Exercise goal: Report, word for word, every line of the material that contains "هزینه".

## begin Source records

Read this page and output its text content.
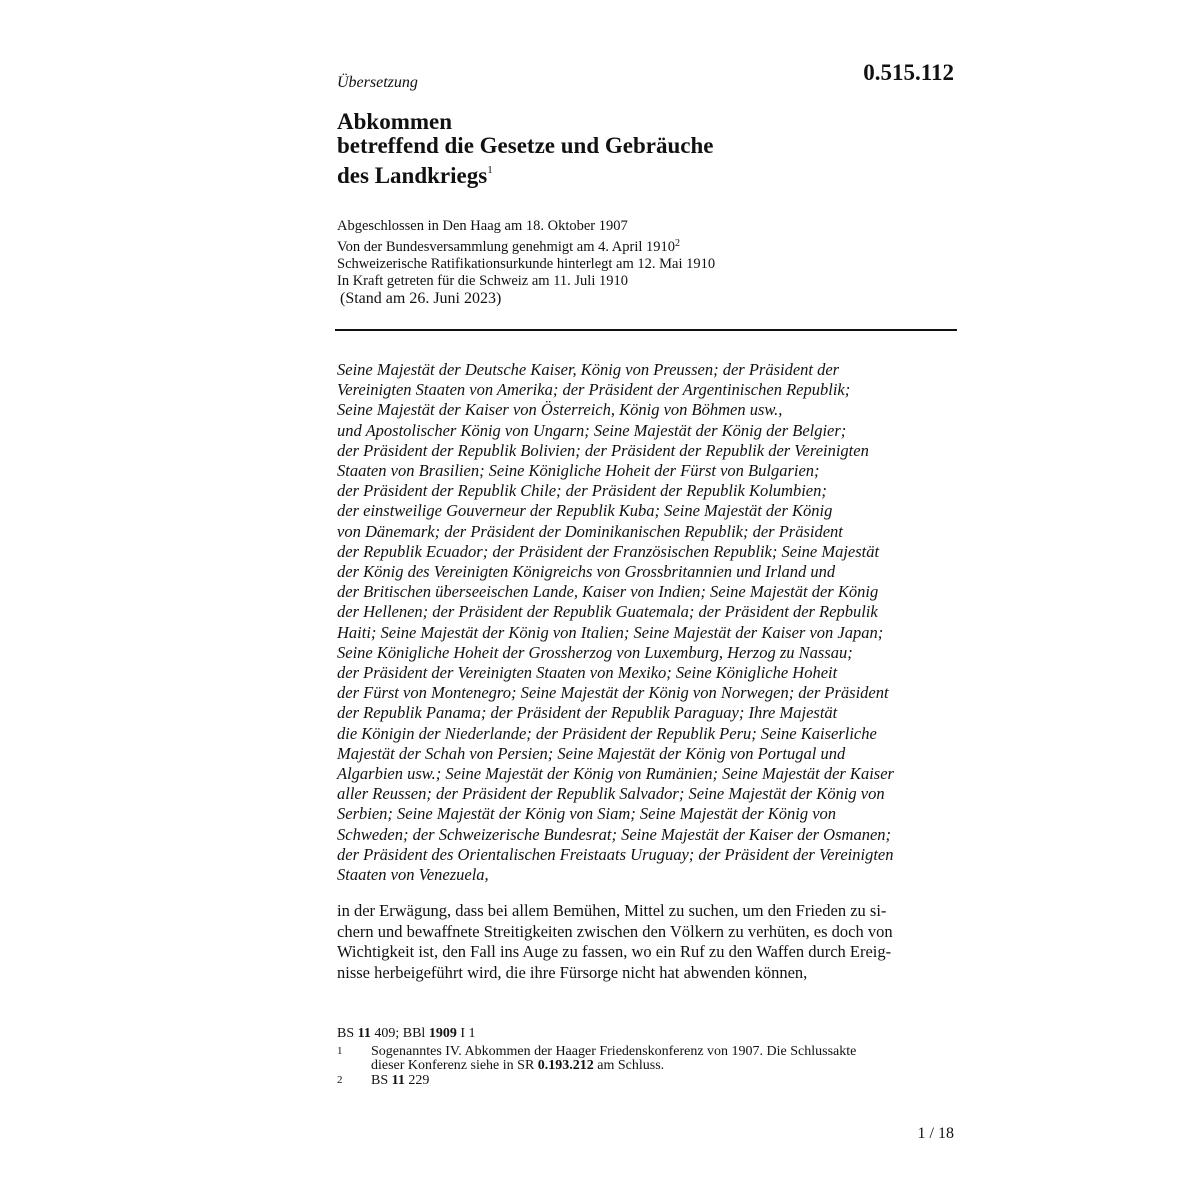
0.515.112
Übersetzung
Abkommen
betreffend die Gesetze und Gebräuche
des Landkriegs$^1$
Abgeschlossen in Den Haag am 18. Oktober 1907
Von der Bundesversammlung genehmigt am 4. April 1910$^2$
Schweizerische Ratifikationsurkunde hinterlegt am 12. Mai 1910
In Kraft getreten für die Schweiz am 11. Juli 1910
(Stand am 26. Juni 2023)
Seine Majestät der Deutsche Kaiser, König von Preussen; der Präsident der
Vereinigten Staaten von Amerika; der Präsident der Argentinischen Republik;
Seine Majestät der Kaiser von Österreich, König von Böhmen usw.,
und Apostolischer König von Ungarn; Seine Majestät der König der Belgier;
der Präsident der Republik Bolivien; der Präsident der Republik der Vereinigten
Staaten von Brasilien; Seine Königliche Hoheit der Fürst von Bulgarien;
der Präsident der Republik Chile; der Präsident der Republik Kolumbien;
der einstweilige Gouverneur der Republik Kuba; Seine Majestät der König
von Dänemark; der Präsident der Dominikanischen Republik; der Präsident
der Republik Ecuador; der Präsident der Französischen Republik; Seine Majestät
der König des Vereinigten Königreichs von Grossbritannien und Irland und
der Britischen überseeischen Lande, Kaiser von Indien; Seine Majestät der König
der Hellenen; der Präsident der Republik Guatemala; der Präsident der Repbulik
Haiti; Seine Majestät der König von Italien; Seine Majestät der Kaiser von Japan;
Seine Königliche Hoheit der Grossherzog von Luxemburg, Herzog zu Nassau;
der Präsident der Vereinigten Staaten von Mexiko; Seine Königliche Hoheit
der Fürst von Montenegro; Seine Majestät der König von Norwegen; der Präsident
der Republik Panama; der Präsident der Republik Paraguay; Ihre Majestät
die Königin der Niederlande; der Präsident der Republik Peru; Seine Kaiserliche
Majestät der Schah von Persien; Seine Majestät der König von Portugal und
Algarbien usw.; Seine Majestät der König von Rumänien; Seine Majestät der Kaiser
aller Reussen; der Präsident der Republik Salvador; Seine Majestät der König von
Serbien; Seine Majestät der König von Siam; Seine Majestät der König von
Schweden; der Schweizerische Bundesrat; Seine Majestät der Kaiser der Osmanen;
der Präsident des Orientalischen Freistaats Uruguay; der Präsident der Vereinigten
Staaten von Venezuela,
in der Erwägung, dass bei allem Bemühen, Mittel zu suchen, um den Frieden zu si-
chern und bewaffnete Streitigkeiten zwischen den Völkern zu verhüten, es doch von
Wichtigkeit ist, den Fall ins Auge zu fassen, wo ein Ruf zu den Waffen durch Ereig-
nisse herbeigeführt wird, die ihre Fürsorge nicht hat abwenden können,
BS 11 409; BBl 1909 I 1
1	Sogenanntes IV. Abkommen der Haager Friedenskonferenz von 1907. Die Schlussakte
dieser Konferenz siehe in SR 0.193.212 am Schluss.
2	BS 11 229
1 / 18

## end Source records
## begin Source records

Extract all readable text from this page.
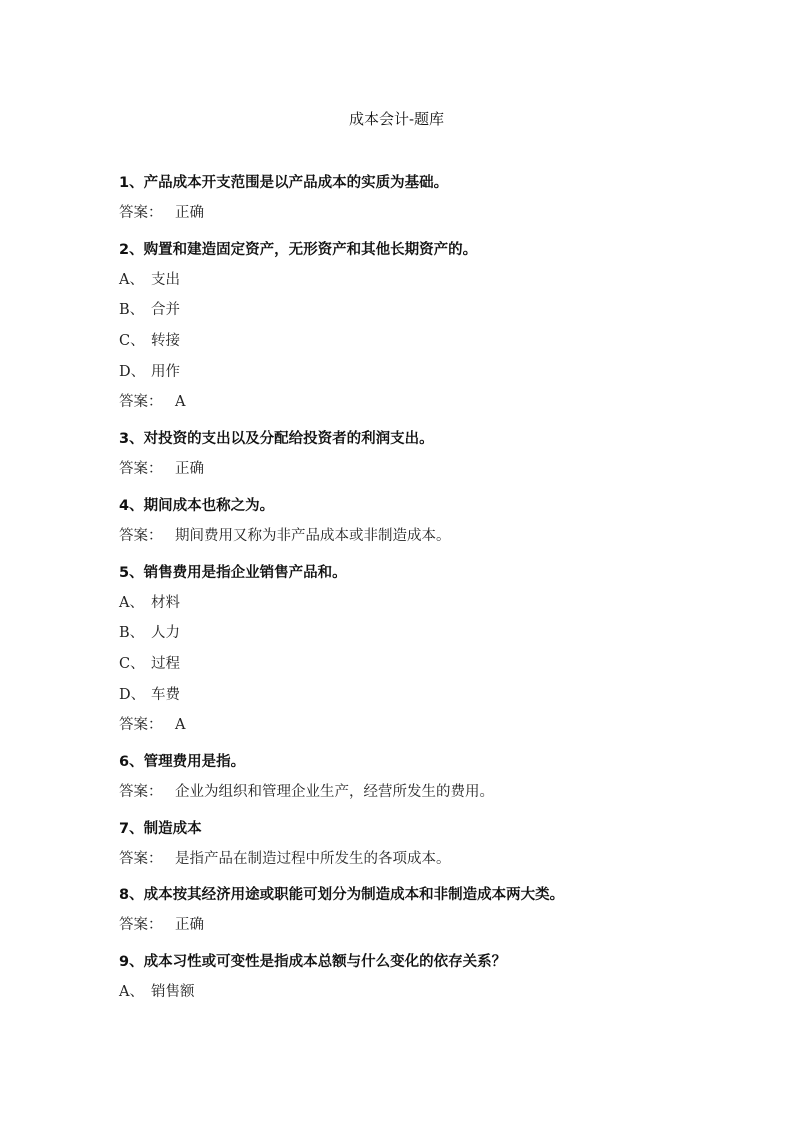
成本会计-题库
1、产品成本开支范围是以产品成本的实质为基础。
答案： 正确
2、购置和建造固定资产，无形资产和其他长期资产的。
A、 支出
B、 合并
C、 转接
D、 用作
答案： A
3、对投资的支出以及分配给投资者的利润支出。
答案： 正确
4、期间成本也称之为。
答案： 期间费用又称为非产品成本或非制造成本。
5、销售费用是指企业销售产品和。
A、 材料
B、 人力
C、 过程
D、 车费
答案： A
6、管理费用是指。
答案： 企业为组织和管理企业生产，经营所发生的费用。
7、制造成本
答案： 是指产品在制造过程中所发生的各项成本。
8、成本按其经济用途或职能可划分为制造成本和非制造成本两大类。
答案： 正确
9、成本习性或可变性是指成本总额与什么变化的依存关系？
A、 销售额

## end Source records
## begin Source records

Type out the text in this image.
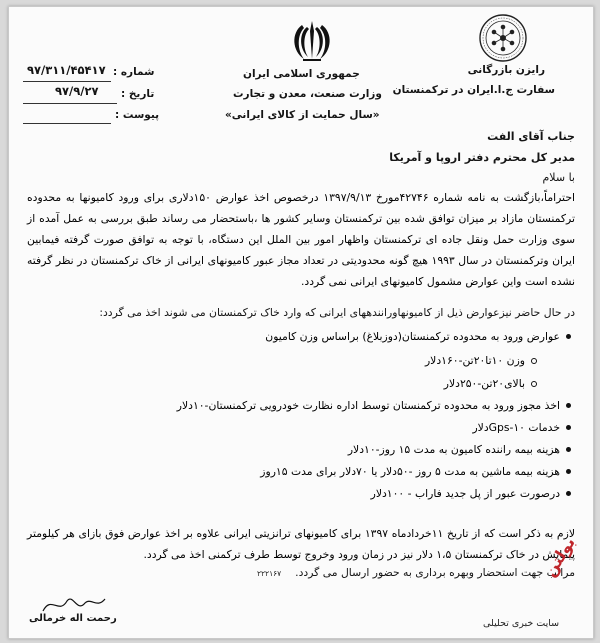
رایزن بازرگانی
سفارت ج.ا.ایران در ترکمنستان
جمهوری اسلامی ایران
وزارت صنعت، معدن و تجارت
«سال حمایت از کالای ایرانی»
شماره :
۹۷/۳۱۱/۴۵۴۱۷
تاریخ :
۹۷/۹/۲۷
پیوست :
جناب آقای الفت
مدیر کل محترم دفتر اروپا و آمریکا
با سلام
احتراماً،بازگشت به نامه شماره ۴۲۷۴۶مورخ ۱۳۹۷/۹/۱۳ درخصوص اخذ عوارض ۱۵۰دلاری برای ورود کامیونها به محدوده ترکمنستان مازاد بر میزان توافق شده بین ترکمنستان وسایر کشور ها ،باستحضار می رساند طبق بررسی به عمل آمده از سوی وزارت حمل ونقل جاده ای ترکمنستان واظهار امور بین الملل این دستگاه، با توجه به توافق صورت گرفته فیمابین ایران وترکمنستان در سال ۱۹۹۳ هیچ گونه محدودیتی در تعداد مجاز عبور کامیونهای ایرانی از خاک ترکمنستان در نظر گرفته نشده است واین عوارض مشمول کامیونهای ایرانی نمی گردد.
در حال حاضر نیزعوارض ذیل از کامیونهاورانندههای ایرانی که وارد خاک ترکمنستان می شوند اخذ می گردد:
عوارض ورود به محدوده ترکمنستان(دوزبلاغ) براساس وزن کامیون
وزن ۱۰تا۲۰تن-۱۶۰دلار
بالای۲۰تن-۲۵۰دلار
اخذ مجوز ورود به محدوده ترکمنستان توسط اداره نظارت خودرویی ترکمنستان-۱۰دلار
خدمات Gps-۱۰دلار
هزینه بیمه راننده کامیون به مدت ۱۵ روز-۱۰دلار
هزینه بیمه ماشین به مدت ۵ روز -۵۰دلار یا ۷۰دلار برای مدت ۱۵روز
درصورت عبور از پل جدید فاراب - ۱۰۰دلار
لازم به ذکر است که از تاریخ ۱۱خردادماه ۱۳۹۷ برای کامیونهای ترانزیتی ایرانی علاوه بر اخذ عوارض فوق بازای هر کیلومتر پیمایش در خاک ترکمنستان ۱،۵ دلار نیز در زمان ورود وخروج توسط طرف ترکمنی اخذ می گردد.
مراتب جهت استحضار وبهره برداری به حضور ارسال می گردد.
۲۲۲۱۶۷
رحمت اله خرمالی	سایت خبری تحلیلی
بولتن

## end Source records

Exercise solution:
هزینه بیمه راننده کامیون به مدت ۱۵ روز-۱۰دلار
هزینه بیمه ماشین به مدت ۵ روز -۵۰دلار یا ۷۰دلار برای مدت ۱۵روز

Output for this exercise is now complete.